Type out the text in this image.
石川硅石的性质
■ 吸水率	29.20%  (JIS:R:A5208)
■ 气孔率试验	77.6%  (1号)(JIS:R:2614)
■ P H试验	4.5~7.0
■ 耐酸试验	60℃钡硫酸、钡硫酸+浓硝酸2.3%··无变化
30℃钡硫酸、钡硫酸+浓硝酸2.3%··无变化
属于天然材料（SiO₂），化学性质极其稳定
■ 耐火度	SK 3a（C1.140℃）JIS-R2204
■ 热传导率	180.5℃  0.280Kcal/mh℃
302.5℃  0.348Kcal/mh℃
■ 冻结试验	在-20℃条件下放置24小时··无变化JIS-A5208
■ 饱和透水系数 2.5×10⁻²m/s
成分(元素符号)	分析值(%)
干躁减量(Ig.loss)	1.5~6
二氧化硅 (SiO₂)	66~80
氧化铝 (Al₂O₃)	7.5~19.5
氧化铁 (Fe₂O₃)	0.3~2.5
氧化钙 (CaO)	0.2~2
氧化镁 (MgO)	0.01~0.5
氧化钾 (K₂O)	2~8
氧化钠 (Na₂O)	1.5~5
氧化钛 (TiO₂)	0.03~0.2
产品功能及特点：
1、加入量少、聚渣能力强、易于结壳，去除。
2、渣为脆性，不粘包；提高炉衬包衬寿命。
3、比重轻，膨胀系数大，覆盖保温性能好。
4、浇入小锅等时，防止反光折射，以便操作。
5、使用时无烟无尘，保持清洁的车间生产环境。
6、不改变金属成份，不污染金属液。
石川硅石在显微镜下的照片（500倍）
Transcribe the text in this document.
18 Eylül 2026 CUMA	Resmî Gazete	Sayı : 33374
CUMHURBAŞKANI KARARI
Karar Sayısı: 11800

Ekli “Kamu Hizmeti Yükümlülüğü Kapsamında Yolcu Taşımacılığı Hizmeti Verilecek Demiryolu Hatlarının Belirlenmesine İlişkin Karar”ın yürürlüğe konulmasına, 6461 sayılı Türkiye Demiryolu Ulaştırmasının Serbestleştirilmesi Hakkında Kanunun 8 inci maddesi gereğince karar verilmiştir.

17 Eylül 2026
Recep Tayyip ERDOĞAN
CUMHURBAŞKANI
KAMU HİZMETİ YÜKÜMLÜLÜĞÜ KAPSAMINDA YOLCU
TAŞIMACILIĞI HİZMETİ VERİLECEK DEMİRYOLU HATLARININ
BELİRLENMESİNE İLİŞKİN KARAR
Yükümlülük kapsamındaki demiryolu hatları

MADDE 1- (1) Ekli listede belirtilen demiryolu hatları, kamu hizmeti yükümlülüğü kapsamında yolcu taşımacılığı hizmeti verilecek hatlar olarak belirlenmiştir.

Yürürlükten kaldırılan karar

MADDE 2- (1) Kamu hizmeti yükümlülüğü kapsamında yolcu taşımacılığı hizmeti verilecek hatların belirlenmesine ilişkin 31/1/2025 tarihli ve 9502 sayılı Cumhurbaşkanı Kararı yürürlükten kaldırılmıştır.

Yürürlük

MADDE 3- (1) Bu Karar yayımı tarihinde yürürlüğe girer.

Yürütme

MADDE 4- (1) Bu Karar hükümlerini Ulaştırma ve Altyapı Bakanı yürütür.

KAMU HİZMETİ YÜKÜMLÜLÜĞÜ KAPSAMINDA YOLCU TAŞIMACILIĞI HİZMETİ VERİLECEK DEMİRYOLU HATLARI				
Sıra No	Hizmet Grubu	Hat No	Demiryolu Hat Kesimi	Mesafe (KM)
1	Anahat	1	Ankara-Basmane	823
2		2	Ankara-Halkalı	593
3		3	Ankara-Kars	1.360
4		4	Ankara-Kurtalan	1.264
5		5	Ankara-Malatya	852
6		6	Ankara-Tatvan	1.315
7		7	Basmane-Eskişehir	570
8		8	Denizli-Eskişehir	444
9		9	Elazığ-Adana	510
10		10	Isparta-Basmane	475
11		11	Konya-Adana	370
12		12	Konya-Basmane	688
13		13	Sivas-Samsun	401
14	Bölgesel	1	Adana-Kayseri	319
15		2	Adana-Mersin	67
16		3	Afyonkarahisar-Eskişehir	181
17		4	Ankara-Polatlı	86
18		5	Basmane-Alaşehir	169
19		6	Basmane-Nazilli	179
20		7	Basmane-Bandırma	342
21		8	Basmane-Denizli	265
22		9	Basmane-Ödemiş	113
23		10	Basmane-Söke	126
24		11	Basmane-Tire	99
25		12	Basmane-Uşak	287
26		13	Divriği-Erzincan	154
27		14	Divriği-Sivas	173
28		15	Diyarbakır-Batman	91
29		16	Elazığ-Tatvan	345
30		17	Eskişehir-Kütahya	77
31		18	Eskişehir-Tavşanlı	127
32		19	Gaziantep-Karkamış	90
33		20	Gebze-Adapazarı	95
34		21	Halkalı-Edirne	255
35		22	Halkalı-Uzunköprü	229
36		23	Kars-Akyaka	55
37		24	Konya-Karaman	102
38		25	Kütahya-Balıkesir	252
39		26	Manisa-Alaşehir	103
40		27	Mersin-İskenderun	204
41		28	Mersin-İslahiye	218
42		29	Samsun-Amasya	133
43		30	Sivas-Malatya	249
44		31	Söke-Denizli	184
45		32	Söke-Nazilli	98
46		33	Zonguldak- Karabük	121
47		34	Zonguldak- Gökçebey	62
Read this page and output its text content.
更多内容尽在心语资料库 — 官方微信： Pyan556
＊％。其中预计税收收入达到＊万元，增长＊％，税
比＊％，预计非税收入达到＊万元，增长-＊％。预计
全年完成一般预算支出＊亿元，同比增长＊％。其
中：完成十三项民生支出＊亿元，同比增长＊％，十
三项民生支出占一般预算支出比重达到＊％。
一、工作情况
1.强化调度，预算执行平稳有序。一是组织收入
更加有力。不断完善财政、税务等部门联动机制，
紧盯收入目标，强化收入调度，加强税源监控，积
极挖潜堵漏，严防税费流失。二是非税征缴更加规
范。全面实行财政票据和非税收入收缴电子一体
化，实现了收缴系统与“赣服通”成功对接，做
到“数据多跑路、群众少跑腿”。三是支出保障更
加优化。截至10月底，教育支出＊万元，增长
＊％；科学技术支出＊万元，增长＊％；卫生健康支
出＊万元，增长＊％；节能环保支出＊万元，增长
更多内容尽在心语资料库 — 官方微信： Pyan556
§
WHAT IS ASKED - Each line that holds the word "sayılı" should be extracted from the records.

EXERCISE RESULT -
Ekli “Kamu Hizmeti Yükümlülüğü Kapsamında Yolcu Taşımacılığı Hizmeti Verilecek Demiryolu Hatlarının Belirlenmesine İlişkin Karar”ın yürürlüğe konulmasına, 6461 sayılı Türkiye Demiryolu Ulaştırmasının Serbestleştirilmesi Hakkında Kanunun 8 inci maddesi gereğince karar verilmiştir.
MADDE 2- (1) Kamu hizmeti yükümlülüğü kapsamında yolcu taşımacılığı hizmeti verilecek hatların belirlenmesine ilişkin 31/1/2025 tarihli ve 9502 sayılı Cumhurbaşkanı Kararı yürürlükten kaldırılmıştır.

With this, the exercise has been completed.